## REQUIRED WORK
Repeat the whole listing below, word for word.

## LISTED RECORDS
==============================
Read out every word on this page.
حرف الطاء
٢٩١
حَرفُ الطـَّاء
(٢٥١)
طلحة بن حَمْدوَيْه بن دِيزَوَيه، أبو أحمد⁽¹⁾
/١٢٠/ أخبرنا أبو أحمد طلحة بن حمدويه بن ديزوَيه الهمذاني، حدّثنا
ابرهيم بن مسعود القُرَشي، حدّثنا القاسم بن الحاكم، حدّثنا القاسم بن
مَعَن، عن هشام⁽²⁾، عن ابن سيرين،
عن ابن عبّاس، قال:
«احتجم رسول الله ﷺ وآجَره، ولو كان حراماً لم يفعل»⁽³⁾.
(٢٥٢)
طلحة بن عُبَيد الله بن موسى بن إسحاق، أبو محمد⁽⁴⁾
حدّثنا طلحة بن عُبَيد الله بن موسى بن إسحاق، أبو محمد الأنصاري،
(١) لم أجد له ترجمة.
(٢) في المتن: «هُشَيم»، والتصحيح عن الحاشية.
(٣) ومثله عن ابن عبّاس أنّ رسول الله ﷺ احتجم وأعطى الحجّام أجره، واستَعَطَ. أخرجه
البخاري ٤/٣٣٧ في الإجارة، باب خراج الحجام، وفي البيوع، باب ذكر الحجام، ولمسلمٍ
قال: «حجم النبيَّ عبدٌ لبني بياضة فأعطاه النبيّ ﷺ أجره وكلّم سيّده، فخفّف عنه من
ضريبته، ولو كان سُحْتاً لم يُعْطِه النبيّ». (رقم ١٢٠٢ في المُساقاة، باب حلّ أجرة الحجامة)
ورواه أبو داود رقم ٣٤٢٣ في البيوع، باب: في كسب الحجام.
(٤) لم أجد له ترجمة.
==============================
## FINISHED TASK
Read out every word on this page.
حرف الطاء
٢٩١
حَرفُ الطـَّاء
(٢٥١)
طلحة بن حَمْدوَيْه بن دِيزَوَيه، أبو أحمد⁽¹⁾
/١٢٠/ أخبرنا أبو أحمد طلحة بن حمدويه بن ديزوَيه الهمذاني، حدّثنا
ابرهيم بن مسعود القُرَشي، حدّثنا القاسم بن الحاكم، حدّثنا القاسم بن
مَعَن، عن هشام⁽²⁾، عن ابن سيرين،
عن ابن عبّاس، قال:
«احتجم رسول الله ﷺ وآجَره، ولو كان حراماً لم يفعل»⁽³⁾.
(٢٥٢)
طلحة بن عُبَيد الله بن موسى بن إسحاق، أبو محمد⁽⁴⁾
حدّثنا طلحة بن عُبَيد الله بن موسى بن إسحاق، أبو محمد الأنصاري،
(١) لم أجد له ترجمة.
(٢) في المتن: «هُشَيم»، والتصحيح عن الحاشية.
(٣) ومثله عن ابن عبّاس أنّ رسول الله ﷺ احتجم وأعطى الحجّام أجره، واستَعَطَ. أخرجه
البخاري ٤/٣٣٧ في الإجارة، باب خراج الحجام، وفي البيوع، باب ذكر الحجام، ولمسلمٍ
قال: «حجم النبيَّ عبدٌ لبني بياضة فأعطاه النبيّ ﷺ أجره وكلّم سيّده، فخفّف عنه من
ضريبته، ولو كان سُحْتاً لم يُعْطِه النبيّ». (رقم ١٢٠٢ في المُساقاة، باب حلّ أجرة الحجامة)
ورواه أبو داود رقم ٣٤٢٣ في البيوع، باب: في كسب الحجام.
(٤) لم أجد له ترجمة.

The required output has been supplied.